• [TASK DIRECTIONS]:
Return the complete listing that follows, with each line reproduced exactly.

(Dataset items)
★ ★ ★

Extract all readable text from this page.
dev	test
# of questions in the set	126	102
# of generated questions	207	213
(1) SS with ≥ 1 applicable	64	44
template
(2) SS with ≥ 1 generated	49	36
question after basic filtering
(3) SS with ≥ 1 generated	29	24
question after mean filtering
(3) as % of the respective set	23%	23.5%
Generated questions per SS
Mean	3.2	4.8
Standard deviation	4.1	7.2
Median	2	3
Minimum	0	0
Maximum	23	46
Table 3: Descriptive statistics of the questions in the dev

★ ★ ★

• [SOLUTION FOR THIS PROBLEM]:
Extract all readable text from this page.
dev	test
# of questions in the set	126	102
# of generated questions	207	213
(1) SS with ≥ 1 applicable	64	44
template
(2) SS with ≥ 1 generated	49	36
question after basic filtering
(3) SS with ≥ 1 generated	29	24
question after mean filtering
(3) as % of the respective set	23%	23.5%
Generated questions per SS
Mean	3.2	4.8
Standard deviation	4.1	7.2
Median	2	3
Minimum	0	0
Maximum	23	46
Table 3: Descriptive statistics of the questions in the dev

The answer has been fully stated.